» **Aim**
Copy the material below word for word, with every line unchanged, except for the picture markers, which you should drop.

* START Data shown *

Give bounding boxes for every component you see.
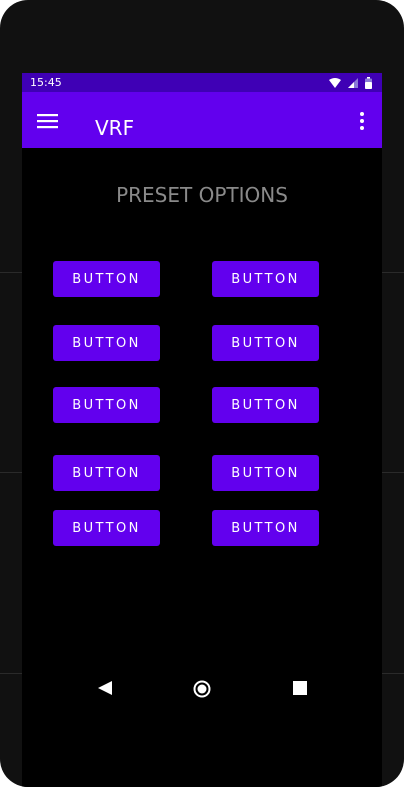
recents-icon[interactable] bbox=[293, 681, 307, 695]
battery-icon bbox=[365, 76, 372, 89]
page-heading: PRESET OPTIONS bbox=[116, 183, 288, 207]
preset-button-4[interactable]: BUTTON bbox=[212, 325, 319, 361]
preset-button-3[interactable]: BUTTON bbox=[53, 325, 160, 361]
home-icon[interactable] bbox=[193, 680, 211, 698]
back-icon[interactable] bbox=[98, 681, 112, 695]
hamburger-menu-icon[interactable] bbox=[37, 113, 58, 129]
overflow-menu-icon[interactable] bbox=[360, 112, 364, 130]
status-time: 15:45 bbox=[30, 76, 62, 89]
preset-button-8[interactable]: BUTTON bbox=[212, 455, 319, 491]
preset-button-9[interactable]: BUTTON bbox=[53, 510, 160, 546]
preset-button-2[interactable]: BUTTON bbox=[212, 261, 319, 297]
cellular-signal-icon bbox=[348, 77, 358, 88]
app-screen: 15:45 VRF PRESET OPTIONS BUTTON BUTTON B… bbox=[22, 73, 382, 787]
preset-button-6[interactable]: BUTTON bbox=[212, 387, 319, 423]
phone-frame: 15:45 VRF PRESET OPTIONS BUTTON BUTTON B… bbox=[0, 0, 404, 787]
preset-button-10[interactable]: BUTTON bbox=[212, 510, 319, 546]
preset-button-1[interactable]: BUTTON bbox=[53, 261, 160, 297]
status-icons bbox=[329, 76, 372, 89]
status-bar: 15:45 bbox=[22, 73, 382, 92]
wifi-icon bbox=[329, 77, 341, 88]
preset-button-7[interactable]: BUTTON bbox=[53, 455, 160, 491]
system-nav-bar bbox=[22, 673, 382, 703]
preset-button-5[interactable]: BUTTON bbox=[53, 387, 160, 423]
app-title: VRF bbox=[95, 116, 135, 140]
app-bar: VRF bbox=[22, 92, 382, 148]
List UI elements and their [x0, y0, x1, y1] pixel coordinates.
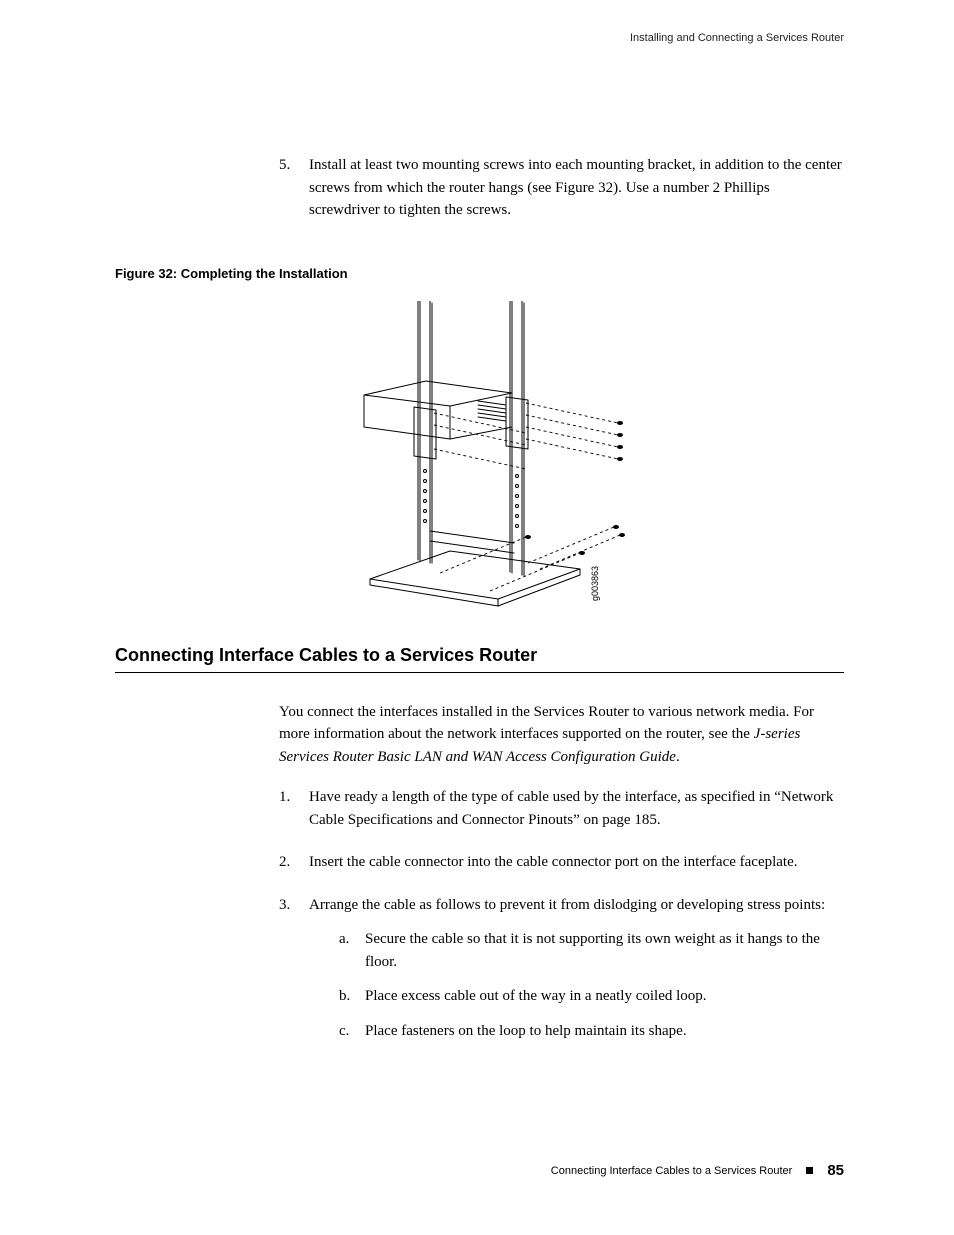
install-step-5: 5. Install at least two mounting screws … — [279, 154, 844, 222]
page-number: 85 — [827, 1162, 844, 1179]
document-page: Installing and Connecting a Services Rou… — [0, 0, 954, 1235]
connect-step-2: 2. Insert the cable connector into the c… — [279, 851, 844, 874]
step-text: Insert the cable connector into the cabl… — [309, 851, 798, 874]
rack-install-diagram: g003863 — [330, 301, 630, 611]
step-3-lead: Arrange the cable as follows to prevent … — [309, 897, 825, 913]
substep-marker: a. — [339, 928, 365, 973]
page-content: 5. Install at least two mounting screws … — [115, 154, 844, 1042]
page-footer: Connecting Interface Cables to a Service… — [551, 1162, 844, 1179]
step-number: 3. — [279, 894, 309, 1043]
intro-paragraph: You connect the interfaces installed in … — [279, 701, 844, 769]
substep-c: c. Place fasteners on the loop to help m… — [339, 1020, 844, 1043]
step-text: Install at least two mounting screws int… — [309, 154, 844, 222]
substep-text: Place fasteners on the loop to help main… — [365, 1020, 687, 1043]
connect-step-3: 3. Arrange the cable as follows to preve… — [279, 894, 844, 1043]
substep-text: Secure the cable so that it is not suppo… — [365, 928, 844, 973]
intro-prefix: You connect the interfaces installed in … — [279, 704, 814, 743]
step-text: Arrange the cable as follows to prevent … — [309, 894, 844, 1043]
section-heading: Connecting Interface Cables to a Service… — [115, 645, 844, 673]
step-text: Have ready a length of the type of cable… — [309, 786, 844, 831]
figure-32-illustration: g003863 — [115, 301, 844, 611]
figure-id-label: g003863 — [590, 565, 600, 600]
figure-caption: Figure 32: Completing the Installation — [115, 266, 844, 281]
substep-marker: c. — [339, 1020, 365, 1043]
step-number: 2. — [279, 851, 309, 874]
footer-bullet-icon — [806, 1167, 813, 1174]
footer-section-title: Connecting Interface Cables to a Service… — [551, 1165, 793, 1177]
substep-text: Place excess cable out of the way in a n… — [365, 985, 707, 1008]
intro-suffix: . — [676, 749, 680, 765]
substep-b: b. Place excess cable out of the way in … — [339, 985, 844, 1008]
running-header: Installing and Connecting a Services Rou… — [630, 32, 844, 44]
step-number: 1. — [279, 786, 309, 831]
connect-step-1: 1. Have ready a length of the type of ca… — [279, 786, 844, 831]
substep-a: a. Secure the cable so that it is not su… — [339, 928, 844, 973]
substep-marker: b. — [339, 985, 365, 1008]
step-number: 5. — [279, 154, 309, 222]
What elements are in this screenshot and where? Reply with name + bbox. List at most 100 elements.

* END Data shown *

» **Exercise solution**
Give bounding boxes for every component you see.
recents-icon[interactable] bbox=[293, 681, 307, 695]
battery-icon bbox=[365, 76, 372, 89]
page-heading: PRESET OPTIONS bbox=[116, 183, 288, 207]
preset-button-4[interactable]: BUTTON bbox=[212, 325, 319, 361]
preset-button-3[interactable]: BUTTON bbox=[53, 325, 160, 361]
home-icon[interactable] bbox=[193, 680, 211, 698]
back-icon[interactable] bbox=[98, 681, 112, 695]
hamburger-menu-icon[interactable] bbox=[37, 113, 58, 129]
overflow-menu-icon[interactable] bbox=[360, 112, 364, 130]
status-time: 15:45 bbox=[30, 76, 62, 89]
preset-button-8[interactable]: BUTTON bbox=[212, 455, 319, 491]
preset-button-9[interactable]: BUTTON bbox=[53, 510, 160, 546]
preset-button-2[interactable]: BUTTON bbox=[212, 261, 319, 297]
cellular-signal-icon bbox=[348, 77, 358, 88]
app-screen: 15:45 VRF PRESET OPTIONS BUTTON BUTTON B… bbox=[22, 73, 382, 787]
preset-button-6[interactable]: BUTTON bbox=[212, 387, 319, 423]
phone-frame: 15:45 VRF PRESET OPTIONS BUTTON BUTTON B… bbox=[0, 0, 404, 787]
preset-button-10[interactable]: BUTTON bbox=[212, 510, 319, 546]
preset-button-1[interactable]: BUTTON bbox=[53, 261, 160, 297]
status-icons bbox=[329, 76, 372, 89]
status-bar: 15:45 bbox=[22, 73, 382, 92]
wifi-icon bbox=[329, 77, 341, 88]
preset-button-7[interactable]: BUTTON bbox=[53, 455, 160, 491]
system-nav-bar bbox=[22, 673, 382, 703]
preset-button-5[interactable]: BUTTON bbox=[53, 387, 160, 423]
app-title: VRF bbox=[95, 116, 135, 140]
app-bar: VRF bbox=[22, 92, 382, 148]
List UI elements and their [x0, y0, x1, y1] pixel coordinates.
install-step-5: 5. Install at least two mounting screws … — [279, 154, 844, 222]
page-number: 85 — [827, 1162, 844, 1179]
document-page: Installing and Connecting a Services Rou… — [0, 0, 954, 1235]
connect-step-2: 2. Insert the cable connector into the c… — [279, 851, 844, 874]
step-text: Insert the cable connector into the cabl… — [309, 851, 798, 874]
rack-install-diagram: g003863 — [330, 301, 630, 611]
step-3-lead: Arrange the cable as follows to prevent … — [309, 897, 825, 913]
substep-marker: a. — [339, 928, 365, 973]
page-content: 5. Install at least two mounting screws … — [115, 154, 844, 1042]
page-footer: Connecting Interface Cables to a Service… — [551, 1162, 844, 1179]
step-number: 3. — [279, 894, 309, 1043]
intro-paragraph: You connect the interfaces installed in … — [279, 701, 844, 769]
substep-c: c. Place fasteners on the loop to help m… — [339, 1020, 844, 1043]
step-text: Install at least two mounting screws int… — [309, 154, 844, 222]
substep-text: Place fasteners on the loop to help main… — [365, 1020, 687, 1043]
connect-step-3: 3. Arrange the cable as follows to preve… — [279, 894, 844, 1043]
substep-text: Secure the cable so that it is not suppo… — [365, 928, 844, 973]
intro-prefix: You connect the interfaces installed in … — [279, 704, 814, 743]
step-text: Arrange the cable as follows to prevent … — [309, 894, 844, 1043]
section-heading: Connecting Interface Cables to a Service… — [115, 645, 844, 673]
step-text: Have ready a length of the type of cable… — [309, 786, 844, 831]
figure-32-illustration: g003863 — [115, 301, 844, 611]
figure-id-label: g003863 — [590, 565, 600, 600]
figure-caption: Figure 32: Completing the Installation — [115, 266, 844, 281]
substep-marker: c. — [339, 1020, 365, 1043]
step-number: 2. — [279, 851, 309, 874]
footer-bullet-icon — [806, 1167, 813, 1174]
footer-section-title: Connecting Interface Cables to a Service… — [551, 1165, 793, 1177]
substep-text: Place excess cable out of the way in a n… — [365, 985, 707, 1008]
intro-suffix: . — [676, 749, 680, 765]
substep-b: b. Place excess cable out of the way in … — [339, 985, 844, 1008]
running-header: Installing and Connecting a Services Rou… — [630, 32, 844, 44]
step-number: 1. — [279, 786, 309, 831]
connect-step-1: 1. Have ready a length of the type of ca… — [279, 786, 844, 831]
substep-a: a. Secure the cable so that it is not su… — [339, 928, 844, 973]
substep-marker: b. — [339, 985, 365, 1008]
step-number: 5. — [279, 154, 309, 222]
What elements are in this screenshot and where? Reply with name + bbox. List at most 100 elements.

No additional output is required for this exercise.